Challenge —
Go through the data and copy every line exactly, but not the images.

-- start Exercise data --

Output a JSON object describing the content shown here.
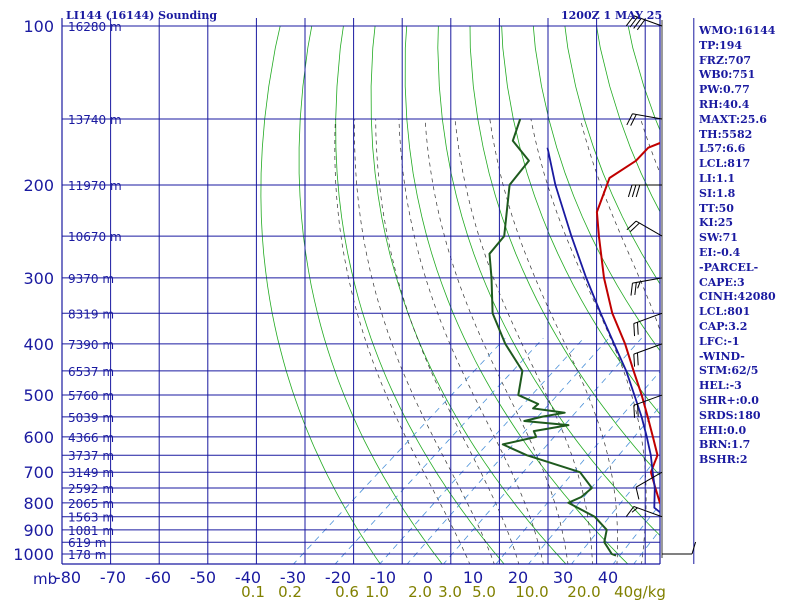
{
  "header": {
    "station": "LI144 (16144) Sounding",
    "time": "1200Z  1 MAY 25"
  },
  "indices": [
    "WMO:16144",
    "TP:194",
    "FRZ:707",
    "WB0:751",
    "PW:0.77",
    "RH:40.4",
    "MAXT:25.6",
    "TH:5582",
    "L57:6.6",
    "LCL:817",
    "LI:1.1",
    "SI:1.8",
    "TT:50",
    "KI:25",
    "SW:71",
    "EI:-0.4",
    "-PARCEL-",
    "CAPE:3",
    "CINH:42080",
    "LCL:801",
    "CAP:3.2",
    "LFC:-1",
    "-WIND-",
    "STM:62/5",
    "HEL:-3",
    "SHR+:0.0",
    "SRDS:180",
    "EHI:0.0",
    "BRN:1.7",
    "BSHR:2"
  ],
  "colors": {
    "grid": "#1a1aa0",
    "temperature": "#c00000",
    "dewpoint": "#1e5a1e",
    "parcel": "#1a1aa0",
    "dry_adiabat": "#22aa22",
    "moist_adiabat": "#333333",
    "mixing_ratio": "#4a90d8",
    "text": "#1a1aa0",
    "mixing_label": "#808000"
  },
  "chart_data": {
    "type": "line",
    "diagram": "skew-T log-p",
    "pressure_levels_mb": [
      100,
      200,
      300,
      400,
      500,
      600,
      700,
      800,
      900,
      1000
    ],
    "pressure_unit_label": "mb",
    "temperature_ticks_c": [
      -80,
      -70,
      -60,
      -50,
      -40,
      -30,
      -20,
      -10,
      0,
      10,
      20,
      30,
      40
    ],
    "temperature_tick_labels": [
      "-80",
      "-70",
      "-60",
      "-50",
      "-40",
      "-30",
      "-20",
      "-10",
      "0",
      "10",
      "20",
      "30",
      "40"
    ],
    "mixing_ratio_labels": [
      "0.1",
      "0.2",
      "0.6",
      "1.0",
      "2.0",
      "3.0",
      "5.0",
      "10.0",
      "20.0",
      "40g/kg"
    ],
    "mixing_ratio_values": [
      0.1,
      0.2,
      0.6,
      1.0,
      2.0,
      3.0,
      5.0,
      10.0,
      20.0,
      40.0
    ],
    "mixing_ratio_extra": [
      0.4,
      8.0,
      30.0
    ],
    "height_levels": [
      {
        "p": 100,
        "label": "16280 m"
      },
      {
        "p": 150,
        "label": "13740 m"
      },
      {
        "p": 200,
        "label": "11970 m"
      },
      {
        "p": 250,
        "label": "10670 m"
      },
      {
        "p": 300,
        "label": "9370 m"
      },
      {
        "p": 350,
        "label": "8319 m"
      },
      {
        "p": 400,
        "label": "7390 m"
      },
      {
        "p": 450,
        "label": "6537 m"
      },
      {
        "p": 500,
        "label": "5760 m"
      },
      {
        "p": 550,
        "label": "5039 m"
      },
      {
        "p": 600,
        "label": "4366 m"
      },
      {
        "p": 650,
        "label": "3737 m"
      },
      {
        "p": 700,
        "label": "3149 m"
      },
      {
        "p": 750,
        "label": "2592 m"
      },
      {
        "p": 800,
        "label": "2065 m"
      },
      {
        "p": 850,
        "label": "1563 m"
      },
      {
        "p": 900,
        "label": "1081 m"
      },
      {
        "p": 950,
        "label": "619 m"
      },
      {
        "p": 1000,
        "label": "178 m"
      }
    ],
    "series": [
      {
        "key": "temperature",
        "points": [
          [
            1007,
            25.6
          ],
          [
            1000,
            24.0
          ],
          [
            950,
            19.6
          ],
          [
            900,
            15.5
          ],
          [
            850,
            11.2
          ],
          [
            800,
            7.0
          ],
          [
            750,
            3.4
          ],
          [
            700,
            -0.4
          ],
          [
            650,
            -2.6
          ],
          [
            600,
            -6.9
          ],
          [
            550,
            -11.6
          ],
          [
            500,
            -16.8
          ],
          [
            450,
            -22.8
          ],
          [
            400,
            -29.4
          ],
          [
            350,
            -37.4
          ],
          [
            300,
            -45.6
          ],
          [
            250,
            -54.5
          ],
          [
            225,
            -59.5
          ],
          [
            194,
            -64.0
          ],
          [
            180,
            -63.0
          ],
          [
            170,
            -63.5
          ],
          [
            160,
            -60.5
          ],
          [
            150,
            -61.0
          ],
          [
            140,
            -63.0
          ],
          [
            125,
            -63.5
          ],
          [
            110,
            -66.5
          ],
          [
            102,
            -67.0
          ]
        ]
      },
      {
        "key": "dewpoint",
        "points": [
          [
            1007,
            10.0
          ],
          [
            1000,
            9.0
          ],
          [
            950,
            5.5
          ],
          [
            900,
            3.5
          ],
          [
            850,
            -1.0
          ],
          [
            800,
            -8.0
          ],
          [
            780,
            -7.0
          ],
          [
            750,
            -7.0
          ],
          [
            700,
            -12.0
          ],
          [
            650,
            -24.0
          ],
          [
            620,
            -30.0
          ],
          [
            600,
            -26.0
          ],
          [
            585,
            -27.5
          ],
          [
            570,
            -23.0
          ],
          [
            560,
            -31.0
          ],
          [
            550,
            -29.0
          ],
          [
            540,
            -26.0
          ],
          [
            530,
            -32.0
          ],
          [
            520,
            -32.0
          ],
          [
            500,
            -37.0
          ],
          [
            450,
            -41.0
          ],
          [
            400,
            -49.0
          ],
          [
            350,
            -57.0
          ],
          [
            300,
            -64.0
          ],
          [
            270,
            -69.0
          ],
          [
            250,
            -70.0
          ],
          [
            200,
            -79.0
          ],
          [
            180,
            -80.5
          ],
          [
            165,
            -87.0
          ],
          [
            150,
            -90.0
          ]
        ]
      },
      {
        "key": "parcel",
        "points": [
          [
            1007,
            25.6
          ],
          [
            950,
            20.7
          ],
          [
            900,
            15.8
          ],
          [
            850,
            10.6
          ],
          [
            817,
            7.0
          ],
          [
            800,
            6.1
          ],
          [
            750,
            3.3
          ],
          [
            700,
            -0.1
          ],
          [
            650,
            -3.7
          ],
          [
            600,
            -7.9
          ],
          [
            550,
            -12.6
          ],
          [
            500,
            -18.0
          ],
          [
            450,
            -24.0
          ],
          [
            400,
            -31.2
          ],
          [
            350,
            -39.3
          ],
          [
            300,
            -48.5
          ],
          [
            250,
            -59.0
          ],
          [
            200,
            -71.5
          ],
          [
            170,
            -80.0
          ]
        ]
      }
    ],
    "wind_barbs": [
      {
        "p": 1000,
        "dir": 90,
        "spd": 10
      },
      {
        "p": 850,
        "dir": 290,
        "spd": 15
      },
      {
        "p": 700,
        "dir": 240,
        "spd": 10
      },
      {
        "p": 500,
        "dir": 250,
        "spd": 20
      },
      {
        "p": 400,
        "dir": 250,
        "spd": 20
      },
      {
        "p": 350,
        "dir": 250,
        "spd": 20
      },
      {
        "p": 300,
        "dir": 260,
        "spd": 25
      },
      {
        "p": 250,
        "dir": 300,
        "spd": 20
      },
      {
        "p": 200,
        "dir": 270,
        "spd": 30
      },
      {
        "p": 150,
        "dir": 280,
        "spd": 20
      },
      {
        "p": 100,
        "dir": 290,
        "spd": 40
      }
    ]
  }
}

-- end Exercise data --

Response —
Output a JSON object describing the content shown here.
{
  "header": {
    "station": "LI144 (16144) Sounding",
    "time": "1200Z  1 MAY 25"
  },
  "indices": [
    "WMO:16144",
    "TP:194",
    "FRZ:707",
    "WB0:751",
    "PW:0.77",
    "RH:40.4",
    "MAXT:25.6",
    "TH:5582",
    "L57:6.6",
    "LCL:817",
    "LI:1.1",
    "SI:1.8",
    "TT:50",
    "KI:25",
    "SW:71",
    "EI:-0.4",
    "-PARCEL-",
    "CAPE:3",
    "CINH:42080",
    "LCL:801",
    "CAP:3.2",
    "LFC:-1",
    "-WIND-",
    "STM:62/5",
    "HEL:-3",
    "SHR+:0.0",
    "SRDS:180",
    "EHI:0.0",
    "BRN:1.7",
    "BSHR:2"
  ],
  "colors": {
    "grid": "#1a1aa0",
    "temperature": "#c00000",
    "dewpoint": "#1e5a1e",
    "parcel": "#1a1aa0",
    "dry_adiabat": "#22aa22",
    "moist_adiabat": "#333333",
    "mixing_ratio": "#4a90d8",
    "text": "#1a1aa0",
    "mixing_label": "#808000"
  },
  "chart_data": {
    "type": "line",
    "diagram": "skew-T log-p",
    "pressure_levels_mb": [
      100,
      200,
      300,
      400,
      500,
      600,
      700,
      800,
      900,
      1000
    ],
    "pressure_unit_label": "mb",
    "temperature_ticks_c": [
      -80,
      -70,
      -60,
      -50,
      -40,
      -30,
      -20,
      -10,
      0,
      10,
      20,
      30,
      40
    ],
    "temperature_tick_labels": [
      "-80",
      "-70",
      "-60",
      "-50",
      "-40",
      "-30",
      "-20",
      "-10",
      "0",
      "10",
      "20",
      "30",
      "40"
    ],
    "mixing_ratio_labels": [
      "0.1",
      "0.2",
      "0.6",
      "1.0",
      "2.0",
      "3.0",
      "5.0",
      "10.0",
      "20.0",
      "40g/kg"
    ],
    "mixing_ratio_values": [
      0.1,
      0.2,
      0.6,
      1.0,
      2.0,
      3.0,
      5.0,
      10.0,
      20.0,
      40.0
    ],
    "mixing_ratio_extra": [
      0.4,
      8.0,
      30.0
    ],
    "height_levels": [
      {
        "p": 100,
        "label": "16280 m"
      },
      {
        "p": 150,
        "label": "13740 m"
      },
      {
        "p": 200,
        "label": "11970 m"
      },
      {
        "p": 250,
        "label": "10670 m"
      },
      {
        "p": 300,
        "label": "9370 m"
      },
      {
        "p": 350,
        "label": "8319 m"
      },
      {
        "p": 400,
        "label": "7390 m"
      },
      {
        "p": 450,
        "label": "6537 m"
      },
      {
        "p": 500,
        "label": "5760 m"
      },
      {
        "p": 550,
        "label": "5039 m"
      },
      {
        "p": 600,
        "label": "4366 m"
      },
      {
        "p": 650,
        "label": "3737 m"
      },
      {
        "p": 700,
        "label": "3149 m"
      },
      {
        "p": 750,
        "label": "2592 m"
      },
      {
        "p": 800,
        "label": "2065 m"
      },
      {
        "p": 850,
        "label": "1563 m"
      },
      {
        "p": 900,
        "label": "1081 m"
      },
      {
        "p": 950,
        "label": "619 m"
      },
      {
        "p": 1000,
        "label": "178 m"
      }
    ],
    "series": [
      {
        "key": "temperature",
        "points": [
          [
            1007,
            25.6
          ],
          [
            1000,
            24.0
          ],
          [
            950,
            19.6
          ],
          [
            900,
            15.5
          ],
          [
            850,
            11.2
          ],
          [
            800,
            7.0
          ],
          [
            750,
            3.4
          ],
          [
            700,
            -0.4
          ],
          [
            650,
            -2.6
          ],
          [
            600,
            -6.9
          ],
          [
            550,
            -11.6
          ],
          [
            500,
            -16.8
          ],
          [
            450,
            -22.8
          ],
          [
            400,
            -29.4
          ],
          [
            350,
            -37.4
          ],
          [
            300,
            -45.6
          ],
          [
            250,
            -54.5
          ],
          [
            225,
            -59.5
          ],
          [
            194,
            -64.0
          ],
          [
            180,
            -63.0
          ],
          [
            170,
            -63.5
          ],
          [
            160,
            -60.5
          ],
          [
            150,
            -61.0
          ],
          [
            140,
            -63.0
          ],
          [
            125,
            -63.5
          ],
          [
            110,
            -66.5
          ],
          [
            102,
            -67.0
          ]
        ]
      },
      {
        "key": "dewpoint",
        "points": [
          [
            1007,
            10.0
          ],
          [
            1000,
            9.0
          ],
          [
            950,
            5.5
          ],
          [
            900,
            3.5
          ],
          [
            850,
            -1.0
          ],
          [
            800,
            -8.0
          ],
          [
            780,
            -7.0
          ],
          [
            750,
            -7.0
          ],
          [
            700,
            -12.0
          ],
          [
            650,
            -24.0
          ],
          [
            620,
            -30.0
          ],
          [
            600,
            -26.0
          ],
          [
            585,
            -27.5
          ],
          [
            570,
            -23.0
          ],
          [
            560,
            -31.0
          ],
          [
            550,
            -29.0
          ],
          [
            540,
            -26.0
          ],
          [
            530,
            -32.0
          ],
          [
            520,
            -32.0
          ],
          [
            500,
            -37.0
          ],
          [
            450,
            -41.0
          ],
          [
            400,
            -49.0
          ],
          [
            350,
            -57.0
          ],
          [
            300,
            -64.0
          ],
          [
            270,
            -69.0
          ],
          [
            250,
            -70.0
          ],
          [
            200,
            -79.0
          ],
          [
            180,
            -80.5
          ],
          [
            165,
            -87.0
          ],
          [
            150,
            -90.0
          ]
        ]
      },
      {
        "key": "parcel",
        "points": [
          [
            1007,
            25.6
          ],
          [
            950,
            20.7
          ],
          [
            900,
            15.8
          ],
          [
            850,
            10.6
          ],
          [
            817,
            7.0
          ],
          [
            800,
            6.1
          ],
          [
            750,
            3.3
          ],
          [
            700,
            -0.1
          ],
          [
            650,
            -3.7
          ],
          [
            600,
            -7.9
          ],
          [
            550,
            -12.6
          ],
          [
            500,
            -18.0
          ],
          [
            450,
            -24.0
          ],
          [
            400,
            -31.2
          ],
          [
            350,
            -39.3
          ],
          [
            300,
            -48.5
          ],
          [
            250,
            -59.0
          ],
          [
            200,
            -71.5
          ],
          [
            170,
            -80.0
          ]
        ]
      }
    ],
    "wind_barbs": [
      {
        "p": 1000,
        "dir": 90,
        "spd": 10
      },
      {
        "p": 850,
        "dir": 290,
        "spd": 15
      },
      {
        "p": 700,
        "dir": 240,
        "spd": 10
      },
      {
        "p": 500,
        "dir": 250,
        "spd": 20
      },
      {
        "p": 400,
        "dir": 250,
        "spd": 20
      },
      {
        "p": 350,
        "dir": 250,
        "spd": 20
      },
      {
        "p": 300,
        "dir": 260,
        "spd": 25
      },
      {
        "p": 250,
        "dir": 300,
        "spd": 20
      },
      {
        "p": 200,
        "dir": 270,
        "spd": 30
      },
      {
        "p": 150,
        "dir": 280,
        "spd": 20
      },
      {
        "p": 100,
        "dir": 290,
        "spd": 40
      }
    ]
  }
}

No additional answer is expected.